## STATED PROBLEM
In the records below, find each line with the word "лицензии" and copy it.

## LISTING
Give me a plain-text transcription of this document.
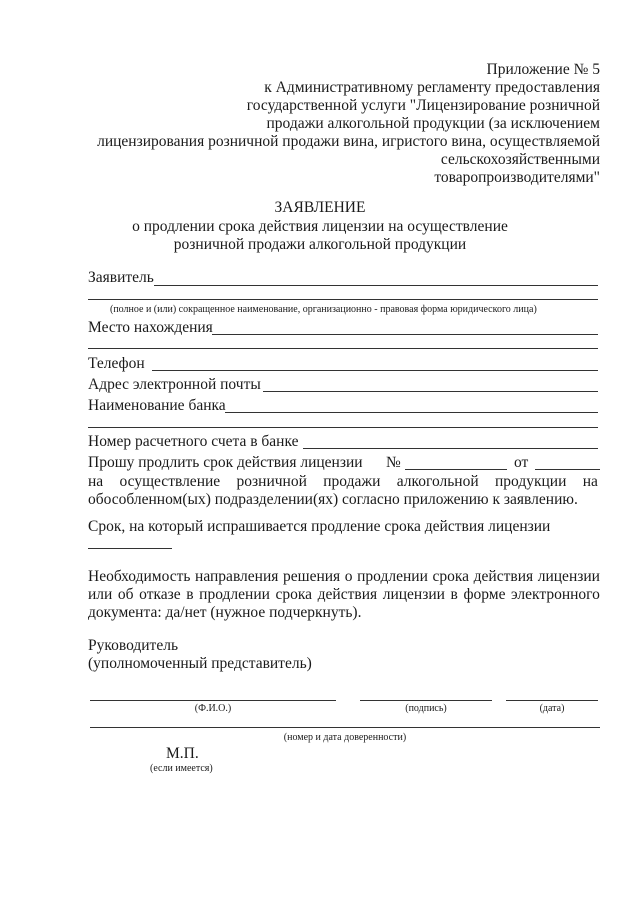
Приложение № 5
к Административному регламенту предоставления
государственной услуги "Лицензирование розничной
продажи алкогольной продукции (за исключением
лицензирования розничной продажи вина, игристого вина, осуществляемой
сельскохозяйственными
товаропроизводителями"
ЗАЯВЛЕНИЕ
о продлении срока действия лицензии на осуществление
розничной продажи алкогольной продукции
Заявитель
(полное и (или) сокращенное наименование, организационно - правовая форма юридического лица)
Место нахождения
Телефон
Адрес электронной почты
Наименование банка
Номер расчетного счета в банке
Прошу продлить срок действия лицензии №	от
на осуществление розничной продажи алкогольной продукции на
обособленном(ых) подразделении(ях) согласно приложению к заявлению.
Срок, на который испрашивается продление срока действия лицензии
Необходимость направления решения о продлении срока действия лицензии
или об отказе в продлении срока действия лицензии в форме электронного
документа: да/нет (нужное подчеркнуть).
Руководитель
(уполномоченный представитель)
(Ф.И.О.)	(подпись)	(дата)
(номер и дата доверенности)
М.П.
(если имеется)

## RESPONSE FOR THIS EXERCISE
о продлении срока действия лицензии на осуществление
Прошу продлить срок действия лицензии №	от
Срок, на который испрашивается продление срока действия лицензии
Необходимость направления решения о продлении срока действия лицензии
или об отказе в продлении срока действия лицензии в форме электронного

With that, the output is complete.